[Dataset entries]
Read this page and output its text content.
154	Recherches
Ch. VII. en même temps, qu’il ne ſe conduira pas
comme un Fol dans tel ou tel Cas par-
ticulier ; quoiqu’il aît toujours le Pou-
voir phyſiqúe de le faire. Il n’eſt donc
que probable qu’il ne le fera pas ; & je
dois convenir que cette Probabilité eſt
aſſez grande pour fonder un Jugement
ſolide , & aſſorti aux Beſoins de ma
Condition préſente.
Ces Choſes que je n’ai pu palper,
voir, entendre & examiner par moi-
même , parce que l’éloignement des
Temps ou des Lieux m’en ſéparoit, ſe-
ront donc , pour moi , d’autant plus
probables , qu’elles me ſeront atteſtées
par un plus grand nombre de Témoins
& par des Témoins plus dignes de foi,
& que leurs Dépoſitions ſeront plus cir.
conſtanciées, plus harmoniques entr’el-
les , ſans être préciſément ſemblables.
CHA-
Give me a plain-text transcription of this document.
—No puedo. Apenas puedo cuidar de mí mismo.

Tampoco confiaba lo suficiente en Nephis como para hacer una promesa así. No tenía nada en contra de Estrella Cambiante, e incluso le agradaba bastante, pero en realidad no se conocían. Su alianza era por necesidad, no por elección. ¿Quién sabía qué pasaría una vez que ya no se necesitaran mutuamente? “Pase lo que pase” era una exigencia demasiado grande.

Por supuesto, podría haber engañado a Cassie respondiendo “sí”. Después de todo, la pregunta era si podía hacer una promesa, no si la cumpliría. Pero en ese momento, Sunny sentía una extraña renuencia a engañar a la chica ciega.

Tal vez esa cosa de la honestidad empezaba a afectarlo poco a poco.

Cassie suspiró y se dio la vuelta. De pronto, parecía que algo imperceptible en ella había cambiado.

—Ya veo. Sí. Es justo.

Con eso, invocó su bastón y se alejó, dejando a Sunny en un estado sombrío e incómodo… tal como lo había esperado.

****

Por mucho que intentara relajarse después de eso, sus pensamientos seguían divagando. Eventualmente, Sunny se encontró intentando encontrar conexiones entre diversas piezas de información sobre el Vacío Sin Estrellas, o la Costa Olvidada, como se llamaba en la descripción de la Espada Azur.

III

TASK BRIEF =>
Reproduce the data in its entirety, matching each character.

EXERCISE ANSWER =>
Read this page and output its text content.
154	Recherches
Ch. VII. en même temps, qu’il ne ſe conduira pas
comme un Fol dans tel ou tel Cas par-
ticulier ; quoiqu’il aît toujours le Pou-
voir phyſiqúe de le faire. Il n’eſt donc
que probable qu’il ne le fera pas ; & je
dois convenir que cette Probabilité eſt
aſſez grande pour fonder un Jugement
ſolide , & aſſorti aux Beſoins de ma
Condition préſente.
Ces Choſes que je n’ai pu palper,
voir, entendre & examiner par moi-
même , parce que l’éloignement des
Temps ou des Lieux m’en ſéparoit, ſe-
ront donc , pour moi , d’autant plus
probables , qu’elles me ſeront atteſtées
par un plus grand nombre de Témoins
& par des Témoins plus dignes de foi,
& que leurs Dépoſitions ſeront plus cir.
conſtanciées, plus harmoniques entr’el-
les , ſans être préciſément ſemblables.
CHA-
Give me a plain-text transcription of this document.
—No puedo. Apenas puedo cuidar de mí mismo.

Tampoco confiaba lo suficiente en Nephis como para hacer una promesa así. No tenía nada en contra de Estrella Cambiante, e incluso le agradaba bastante, pero en realidad no se conocían. Su alianza era por necesidad, no por elección. ¿Quién sabía qué pasaría una vez que ya no se necesitaran mutuamente? “Pase lo que pase” era una exigencia demasiado grande.

Por supuesto, podría haber engañado a Cassie respondiendo “sí”. Después de todo, la pregunta era si podía hacer una promesa, no si la cumpliría. Pero en ese momento, Sunny sentía una extraña renuencia a engañar a la chica ciega.

Tal vez esa cosa de la honestidad empezaba a afectarlo poco a poco.

Cassie suspiró y se dio la vuelta. De pronto, parecía que algo imperceptible en ella había cambiado.

—Ya veo. Sí. Es justo.

Con eso, invocó su bastón y se alejó, dejando a Sunny en un estado sombrío e incómodo… tal como lo había esperado.

****

Por mucho que intentara relajarse después de eso, sus pensamientos seguían divagando. Eventualmente, Sunny se encontró intentando encontrar conexiones entre diversas piezas de información sobre el Vacío Sin Estrellas, o la Costa Olvidada, como se llamaba en la descripción de la Espada Azur.

III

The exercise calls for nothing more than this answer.